> [Exercise objective]
Quote every line of the material beneath this one.

> [Data entries]
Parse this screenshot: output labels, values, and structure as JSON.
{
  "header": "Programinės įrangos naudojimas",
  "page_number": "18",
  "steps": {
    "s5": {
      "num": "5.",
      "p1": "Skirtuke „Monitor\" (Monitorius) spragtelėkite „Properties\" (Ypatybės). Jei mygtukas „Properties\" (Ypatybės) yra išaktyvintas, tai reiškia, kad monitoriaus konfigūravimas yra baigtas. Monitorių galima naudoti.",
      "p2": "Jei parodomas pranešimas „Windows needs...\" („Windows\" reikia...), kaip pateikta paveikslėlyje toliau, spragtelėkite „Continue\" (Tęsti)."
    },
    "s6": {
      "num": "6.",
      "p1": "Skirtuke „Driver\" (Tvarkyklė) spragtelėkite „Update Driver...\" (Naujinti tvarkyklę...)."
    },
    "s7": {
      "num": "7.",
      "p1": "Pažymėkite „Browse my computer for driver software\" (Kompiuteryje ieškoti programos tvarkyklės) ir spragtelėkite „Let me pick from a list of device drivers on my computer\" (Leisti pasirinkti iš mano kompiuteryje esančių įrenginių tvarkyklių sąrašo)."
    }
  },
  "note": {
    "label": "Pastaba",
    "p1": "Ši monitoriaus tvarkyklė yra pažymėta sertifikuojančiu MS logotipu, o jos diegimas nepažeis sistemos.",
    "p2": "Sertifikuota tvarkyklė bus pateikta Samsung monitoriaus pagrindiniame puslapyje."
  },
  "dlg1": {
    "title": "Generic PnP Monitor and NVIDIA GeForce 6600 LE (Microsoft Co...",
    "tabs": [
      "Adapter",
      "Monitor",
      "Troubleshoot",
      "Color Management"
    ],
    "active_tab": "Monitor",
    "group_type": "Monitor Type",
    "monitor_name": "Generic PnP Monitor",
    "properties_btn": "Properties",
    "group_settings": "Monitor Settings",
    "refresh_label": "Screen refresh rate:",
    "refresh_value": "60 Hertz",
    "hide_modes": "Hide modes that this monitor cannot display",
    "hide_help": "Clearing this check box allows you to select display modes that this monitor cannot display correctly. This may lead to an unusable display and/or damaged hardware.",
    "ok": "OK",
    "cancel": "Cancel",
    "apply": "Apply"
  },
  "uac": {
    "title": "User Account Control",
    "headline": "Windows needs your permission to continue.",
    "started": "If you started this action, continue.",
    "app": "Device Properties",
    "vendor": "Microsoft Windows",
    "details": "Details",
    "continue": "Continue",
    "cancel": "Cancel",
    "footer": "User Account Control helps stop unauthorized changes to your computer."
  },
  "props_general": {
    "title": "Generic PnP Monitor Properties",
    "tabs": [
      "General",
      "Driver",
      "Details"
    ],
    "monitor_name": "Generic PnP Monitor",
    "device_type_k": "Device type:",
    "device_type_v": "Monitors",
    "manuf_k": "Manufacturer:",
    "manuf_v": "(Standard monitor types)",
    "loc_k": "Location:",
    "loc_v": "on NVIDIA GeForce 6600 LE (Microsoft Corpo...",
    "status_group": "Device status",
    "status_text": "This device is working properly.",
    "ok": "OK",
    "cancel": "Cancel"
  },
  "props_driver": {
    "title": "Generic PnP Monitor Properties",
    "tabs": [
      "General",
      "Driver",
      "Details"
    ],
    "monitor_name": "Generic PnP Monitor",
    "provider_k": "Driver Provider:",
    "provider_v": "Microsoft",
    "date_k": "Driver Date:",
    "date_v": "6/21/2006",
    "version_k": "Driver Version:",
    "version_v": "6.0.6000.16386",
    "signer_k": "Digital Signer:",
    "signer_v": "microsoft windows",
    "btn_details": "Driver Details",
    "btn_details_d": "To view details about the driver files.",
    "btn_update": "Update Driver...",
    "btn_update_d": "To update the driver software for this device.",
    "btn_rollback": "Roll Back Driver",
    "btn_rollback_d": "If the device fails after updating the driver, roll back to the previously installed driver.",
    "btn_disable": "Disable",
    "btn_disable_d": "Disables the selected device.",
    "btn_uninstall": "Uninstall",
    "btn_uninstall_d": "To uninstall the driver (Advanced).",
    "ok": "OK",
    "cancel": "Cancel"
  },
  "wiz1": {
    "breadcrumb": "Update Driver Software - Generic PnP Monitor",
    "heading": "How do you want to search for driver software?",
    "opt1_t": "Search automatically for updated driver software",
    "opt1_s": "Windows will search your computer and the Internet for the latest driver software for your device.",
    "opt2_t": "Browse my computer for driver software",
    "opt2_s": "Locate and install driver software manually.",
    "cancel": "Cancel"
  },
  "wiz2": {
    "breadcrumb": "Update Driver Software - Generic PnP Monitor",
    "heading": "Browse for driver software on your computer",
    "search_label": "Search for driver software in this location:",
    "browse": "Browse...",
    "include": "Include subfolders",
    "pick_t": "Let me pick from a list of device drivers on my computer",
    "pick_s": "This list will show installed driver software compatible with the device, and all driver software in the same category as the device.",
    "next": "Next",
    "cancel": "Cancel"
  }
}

> [Written solution]
Parse this screenshot: output labels, values, and structure as JSON.
{
  "header": "Programinės įrangos naudojimas",
  "page_number": "18",
  "steps": {
    "s5": {
      "num": "5.",
      "p1": "Skirtuke „Monitor\" (Monitorius) spragtelėkite „Properties\" (Ypatybės). Jei mygtukas „Properties\" (Ypatybės) yra išaktyvintas, tai reiškia, kad monitoriaus konfigūravimas yra baigtas. Monitorių galima naudoti.",
      "p2": "Jei parodomas pranešimas „Windows needs...\" („Windows\" reikia...), kaip pateikta paveikslėlyje toliau, spragtelėkite „Continue\" (Tęsti)."
    },
    "s6": {
      "num": "6.",
      "p1": "Skirtuke „Driver\" (Tvarkyklė) spragtelėkite „Update Driver...\" (Naujinti tvarkyklę...)."
    },
    "s7": {
      "num": "7.",
      "p1": "Pažymėkite „Browse my computer for driver software\" (Kompiuteryje ieškoti programos tvarkyklės) ir spragtelėkite „Let me pick from a list of device drivers on my computer\" (Leisti pasirinkti iš mano kompiuteryje esančių įrenginių tvarkyklių sąrašo)."
    }
  },
  "note": {
    "label": "Pastaba",
    "p1": "Ši monitoriaus tvarkyklė yra pažymėta sertifikuojančiu MS logotipu, o jos diegimas nepažeis sistemos.",
    "p2": "Sertifikuota tvarkyklė bus pateikta Samsung monitoriaus pagrindiniame puslapyje."
  },
  "dlg1": {
    "title": "Generic PnP Monitor and NVIDIA GeForce 6600 LE (Microsoft Co...",
    "tabs": [
      "Adapter",
      "Monitor",
      "Troubleshoot",
      "Color Management"
    ],
    "active_tab": "Monitor",
    "group_type": "Monitor Type",
    "monitor_name": "Generic PnP Monitor",
    "properties_btn": "Properties",
    "group_settings": "Monitor Settings",
    "refresh_label": "Screen refresh rate:",
    "refresh_value": "60 Hertz",
    "hide_modes": "Hide modes that this monitor cannot display",
    "hide_help": "Clearing this check box allows you to select display modes that this monitor cannot display correctly. This may lead to an unusable display and/or damaged hardware.",
    "ok": "OK",
    "cancel": "Cancel",
    "apply": "Apply"
  },
  "uac": {
    "title": "User Account Control",
    "headline": "Windows needs your permission to continue.",
    "started": "If you started this action, continue.",
    "app": "Device Properties",
    "vendor": "Microsoft Windows",
    "details": "Details",
    "continue": "Continue",
    "cancel": "Cancel",
    "footer": "User Account Control helps stop unauthorized changes to your computer."
  },
  "props_general": {
    "title": "Generic PnP Monitor Properties",
    "tabs": [
      "General",
      "Driver",
      "Details"
    ],
    "monitor_name": "Generic PnP Monitor",
    "device_type_k": "Device type:",
    "device_type_v": "Monitors",
    "manuf_k": "Manufacturer:",
    "manuf_v": "(Standard monitor types)",
    "loc_k": "Location:",
    "loc_v": "on NVIDIA GeForce 6600 LE (Microsoft Corpo...",
    "status_group": "Device status",
    "status_text": "This device is working properly.",
    "ok": "OK",
    "cancel": "Cancel"
  },
  "props_driver": {
    "title": "Generic PnP Monitor Properties",
    "tabs": [
      "General",
      "Driver",
      "Details"
    ],
    "monitor_name": "Generic PnP Monitor",
    "provider_k": "Driver Provider:",
    "provider_v": "Microsoft",
    "date_k": "Driver Date:",
    "date_v": "6/21/2006",
    "version_k": "Driver Version:",
    "version_v": "6.0.6000.16386",
    "signer_k": "Digital Signer:",
    "signer_v": "microsoft windows",
    "btn_details": "Driver Details",
    "btn_details_d": "To view details about the driver files.",
    "btn_update": "Update Driver...",
    "btn_update_d": "To update the driver software for this device.",
    "btn_rollback": "Roll Back Driver",
    "btn_rollback_d": "If the device fails after updating the driver, roll back to the previously installed driver.",
    "btn_disable": "Disable",
    "btn_disable_d": "Disables the selected device.",
    "btn_uninstall": "Uninstall",
    "btn_uninstall_d": "To uninstall the driver (Advanced).",
    "ok": "OK",
    "cancel": "Cancel"
  },
  "wiz1": {
    "breadcrumb": "Update Driver Software - Generic PnP Monitor",
    "heading": "How do you want to search for driver software?",
    "opt1_t": "Search automatically for updated driver software",
    "opt1_s": "Windows will search your computer and the Internet for the latest driver software for your device.",
    "opt2_t": "Browse my computer for driver software",
    "opt2_s": "Locate and install driver software manually.",
    "cancel": "Cancel"
  },
  "wiz2": {
    "breadcrumb": "Update Driver Software - Generic PnP Monitor",
    "heading": "Browse for driver software on your computer",
    "search_label": "Search for driver software in this location:",
    "browse": "Browse...",
    "include": "Include subfolders",
    "pick_t": "Let me pick from a list of device drivers on my computer",
    "pick_s": "This list will show installed driver software compatible with the device, and all driver software in the same category as the device.",
    "next": "Next",
    "cancel": "Cancel"
  }
}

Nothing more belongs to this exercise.